=== Records for this task ===

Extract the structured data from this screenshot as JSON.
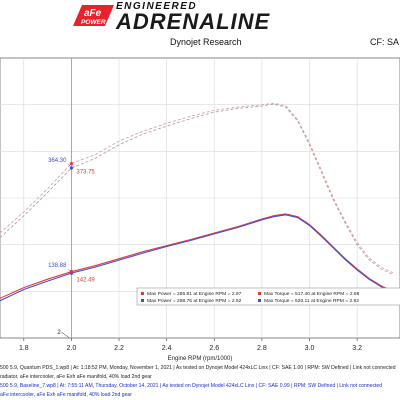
{
  "header": {
    "brand_top": "aFe",
    "brand_bottom": "POWER",
    "engineered": "ENGINEERED",
    "adrenaline": "ADRENALINE",
    "research": "Dynojet Research",
    "cf": "CF: SA"
  },
  "colors": {
    "red": "#e03a3a",
    "blue": "#3f4fd0",
    "power_red": "#e0a0a0",
    "power_gray": "#a8a8a8",
    "torque_gray": "#888888"
  },
  "chart_data": {
    "type": "line",
    "xlabel": "Engine RPM (rpm/1000)",
    "x_ticks": [
      "1.8",
      "2.0",
      "2.2",
      "2.4",
      "2.6",
      "2.8",
      "3.0",
      "3.2"
    ],
    "xlim": [
      1.7,
      3.38
    ],
    "ylim": [
      0,
      600
    ],
    "grid": true,
    "cursor": {
      "x": 2.0,
      "label": "2"
    },
    "cursor_labels": [
      {
        "text": "364.30",
        "x": 2.0,
        "y": 364.3,
        "color": "blue",
        "side": "left"
      },
      {
        "text": "373.75",
        "x": 2.0,
        "y": 373.75,
        "color": "red",
        "side": "right"
      },
      {
        "text": "138.88",
        "x": 2.0,
        "y": 138.88,
        "color": "blue",
        "side": "left"
      },
      {
        "text": "142.49",
        "x": 2.0,
        "y": 142.49,
        "color": "red",
        "side": "right"
      }
    ],
    "series": [
      {
        "color": "power_red",
        "dash": true,
        "x": [
          1.7,
          1.8,
          1.9,
          2.0,
          2.1,
          2.2,
          2.3,
          2.4,
          2.5,
          2.6,
          2.7,
          2.8,
          2.85,
          2.9,
          2.95,
          3.0,
          3.05,
          3.1,
          3.15,
          3.2,
          3.25,
          3.3,
          3.35
        ],
        "y": [
          225,
          270,
          320,
          374,
          393,
          422,
          443,
          460,
          475,
          488,
          495,
          500,
          503,
          498,
          468,
          418,
          360,
          300,
          250,
          205,
          172,
          152,
          140
        ]
      },
      {
        "color": "power_gray",
        "dash": true,
        "x": [
          1.7,
          1.8,
          1.9,
          2.0,
          2.1,
          2.2,
          2.3,
          2.4,
          2.5,
          2.6,
          2.7,
          2.8,
          2.85,
          2.9,
          2.95,
          3.0,
          3.05,
          3.1,
          3.15,
          3.2,
          3.25,
          3.3,
          3.35
        ],
        "y": [
          215,
          262,
          312,
          364,
          385,
          414,
          437,
          454,
          470,
          484,
          492,
          497,
          501,
          495,
          465,
          414,
          355,
          296,
          246,
          200,
          168,
          148,
          136
        ]
      },
      {
        "color": "red",
        "dash": false,
        "x": [
          1.7,
          1.8,
          1.9,
          2.0,
          2.1,
          2.2,
          2.3,
          2.4,
          2.5,
          2.6,
          2.7,
          2.8,
          2.85,
          2.9,
          2.95,
          3.0,
          3.05,
          3.1,
          3.15,
          3.2,
          3.25,
          3.3,
          3.35
        ],
        "y": [
          85,
          108,
          126,
          142,
          155,
          170,
          185,
          198,
          211,
          225,
          239,
          255,
          262,
          266,
          260,
          243,
          220,
          195,
          170,
          148,
          128,
          112,
          100
        ]
      },
      {
        "color": "blue",
        "dash": false,
        "x": [
          1.7,
          1.8,
          1.9,
          2.0,
          2.1,
          2.2,
          2.3,
          2.4,
          2.5,
          2.6,
          2.7,
          2.8,
          2.85,
          2.9,
          2.95,
          3.0,
          3.05,
          3.1,
          3.15,
          3.2,
          3.25,
          3.3,
          3.35
        ],
        "y": [
          80,
          104,
          122,
          139,
          152,
          167,
          182,
          196,
          209,
          223,
          237,
          253,
          260,
          264,
          258,
          241,
          218,
          193,
          168,
          146,
          126,
          110,
          98
        ]
      }
    ],
    "legend": {
      "position": "bottom-right",
      "entries": [
        {
          "color": "red",
          "text": "Max Power = 286.81 at Engine RPM = 2.97"
        },
        {
          "color": "red",
          "text": "Max Torque = 517.40 at Engine RPM = 2.88"
        },
        {
          "color": "blue",
          "text": "Max Power = 288.76 at Engine RPM = 2.92"
        },
        {
          "color": "blue",
          "text": "Max Torque = 520.11 at Engine RPM = 2.92"
        }
      ]
    }
  },
  "footer": {
    "lines": [
      "500 5.9, Quantum PDS_1.wp8 | At: 1:18:52 PM, Monday, November 1, 2021 | As tested on Dynojet Model 424xLC Linx | CF: SAE 1.00 | RPM: SW Defined | Link not connected",
      "radiator, aFe intercooler, aFe Exh aFe manifold, 40% load 2nd gear",
      "500 5.9, Baseline_7.wp8 | At: 7:55:11 AM, Thursday, October 14, 2021 | As tested on Dynojet Model 424xLC Linx | CF: SAE 0.99 | RPM: SW Defined | Link not connected",
      "aFe intercooler, aFe Exh aFe manifold, 40% load 2nd gear"
    ]
  }
}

===

> _Problem statement_
The word "tested" may appear on some lines. Report how many lines hold it, giving the number alone.

> _Task response_
2